Miyerkules, Abril 6, 2016

Negotiable Instruments Digest: BANK OF THE PHILIPPINE ISLANDS v. CASA MONTESSORI INTERNATIONALE and LEONARDO T. YABUT

BANK OF THE PHILIPPINE ISLANDS v. CASA MONTESSORI INTERNATIONALE and LEONARDO T. YABUT
[G.R. No. 149454. May 28, 2004] (430 SCRA 261)

FACTS:
          CASA Montessori International opened a current account with BPI with CASAs President Ms. Ma. Carina C. Lebron as one of its authorized signatories. In 1991, after conducting an investigation, plaintiff discovered that nine (9) of its checks had been encashed by a certain Sonny D. Santos since 1990 in the total amount of P782,000.00. It turned out that Sonny D. Santos with account at BPIs Greenbelt Branch [was] a fictitious name used by third party defendant Leonardo T. Yabut who worked as external auditor of CASA. Third party defendant voluntarily admitted that he forged the signature of Ms. Lebron and encashed the checks.
            The PNP Crime Laboratory conducted an examination of the nine (9) checks and concluded that the handwritings thereon compared to the standard signature of Ms. Lebron were not written by the latter.

What the task asks:
Repeat, word for word, the part of the case digest that opens with the words containing "The PNP Crime" and closes with "by the latter.". Work from the case digest alone.

Annotations of page elements:
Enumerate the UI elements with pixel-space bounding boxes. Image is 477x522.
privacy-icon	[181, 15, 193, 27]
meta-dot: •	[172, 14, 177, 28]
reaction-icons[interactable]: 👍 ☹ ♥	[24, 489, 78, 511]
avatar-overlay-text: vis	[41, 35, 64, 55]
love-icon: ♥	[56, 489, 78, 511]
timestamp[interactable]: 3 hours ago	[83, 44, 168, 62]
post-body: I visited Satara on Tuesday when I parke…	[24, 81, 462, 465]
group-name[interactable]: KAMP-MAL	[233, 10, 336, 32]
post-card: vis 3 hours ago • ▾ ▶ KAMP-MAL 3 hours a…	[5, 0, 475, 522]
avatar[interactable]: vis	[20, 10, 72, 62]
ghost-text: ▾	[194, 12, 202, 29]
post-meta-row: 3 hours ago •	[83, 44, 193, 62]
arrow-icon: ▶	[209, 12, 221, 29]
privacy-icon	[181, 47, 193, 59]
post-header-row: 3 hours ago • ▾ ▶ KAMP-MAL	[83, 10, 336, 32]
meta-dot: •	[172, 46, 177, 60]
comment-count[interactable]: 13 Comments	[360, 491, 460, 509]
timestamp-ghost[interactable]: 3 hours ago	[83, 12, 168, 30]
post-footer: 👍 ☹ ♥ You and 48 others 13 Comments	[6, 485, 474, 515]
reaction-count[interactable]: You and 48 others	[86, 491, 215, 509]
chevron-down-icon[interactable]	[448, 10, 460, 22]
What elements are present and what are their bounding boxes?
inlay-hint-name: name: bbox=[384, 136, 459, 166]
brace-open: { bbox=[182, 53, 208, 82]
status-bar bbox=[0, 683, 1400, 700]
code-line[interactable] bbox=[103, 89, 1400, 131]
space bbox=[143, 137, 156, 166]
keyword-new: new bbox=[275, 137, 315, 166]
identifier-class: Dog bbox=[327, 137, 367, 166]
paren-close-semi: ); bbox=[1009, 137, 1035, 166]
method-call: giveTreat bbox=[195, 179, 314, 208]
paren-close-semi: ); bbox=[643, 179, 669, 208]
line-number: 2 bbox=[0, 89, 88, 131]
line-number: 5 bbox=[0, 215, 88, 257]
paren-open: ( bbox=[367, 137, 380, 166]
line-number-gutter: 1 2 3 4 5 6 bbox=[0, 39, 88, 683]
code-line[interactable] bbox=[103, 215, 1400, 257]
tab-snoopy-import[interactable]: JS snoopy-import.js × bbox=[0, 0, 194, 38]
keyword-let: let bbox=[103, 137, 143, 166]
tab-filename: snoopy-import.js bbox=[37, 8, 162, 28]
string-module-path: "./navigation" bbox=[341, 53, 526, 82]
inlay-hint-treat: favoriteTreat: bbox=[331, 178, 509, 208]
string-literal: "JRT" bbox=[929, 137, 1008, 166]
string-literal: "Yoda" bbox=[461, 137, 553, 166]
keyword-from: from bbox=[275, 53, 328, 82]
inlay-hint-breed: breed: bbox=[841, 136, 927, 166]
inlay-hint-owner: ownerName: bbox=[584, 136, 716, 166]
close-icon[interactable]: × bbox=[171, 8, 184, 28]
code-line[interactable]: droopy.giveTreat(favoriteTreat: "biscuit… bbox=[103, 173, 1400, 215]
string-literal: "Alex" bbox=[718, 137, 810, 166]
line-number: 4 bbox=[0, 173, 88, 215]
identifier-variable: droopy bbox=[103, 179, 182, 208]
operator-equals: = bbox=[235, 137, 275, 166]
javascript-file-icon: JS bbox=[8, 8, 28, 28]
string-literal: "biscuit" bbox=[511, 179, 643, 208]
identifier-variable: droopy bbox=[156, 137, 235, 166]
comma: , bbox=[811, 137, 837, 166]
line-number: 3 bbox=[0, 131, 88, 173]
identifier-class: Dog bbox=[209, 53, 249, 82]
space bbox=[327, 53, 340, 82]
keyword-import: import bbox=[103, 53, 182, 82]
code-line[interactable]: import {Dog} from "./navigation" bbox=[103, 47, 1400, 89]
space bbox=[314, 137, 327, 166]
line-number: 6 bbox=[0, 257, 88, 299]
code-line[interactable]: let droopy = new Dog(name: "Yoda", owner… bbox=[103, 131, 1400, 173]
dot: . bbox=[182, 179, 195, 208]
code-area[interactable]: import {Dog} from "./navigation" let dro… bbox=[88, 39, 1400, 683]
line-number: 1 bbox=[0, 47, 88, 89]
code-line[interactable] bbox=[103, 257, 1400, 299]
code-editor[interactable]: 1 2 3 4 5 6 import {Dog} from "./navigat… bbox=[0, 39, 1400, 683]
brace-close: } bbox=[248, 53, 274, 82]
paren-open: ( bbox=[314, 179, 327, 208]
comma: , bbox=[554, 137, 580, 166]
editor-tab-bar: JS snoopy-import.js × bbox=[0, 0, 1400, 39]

Full response:
The PNP Crime Laboratory conducted an examination of the nine (9) checks and concluded that the handwritings thereon compared to the standard signature of Ms. Lebron were not written by the latter.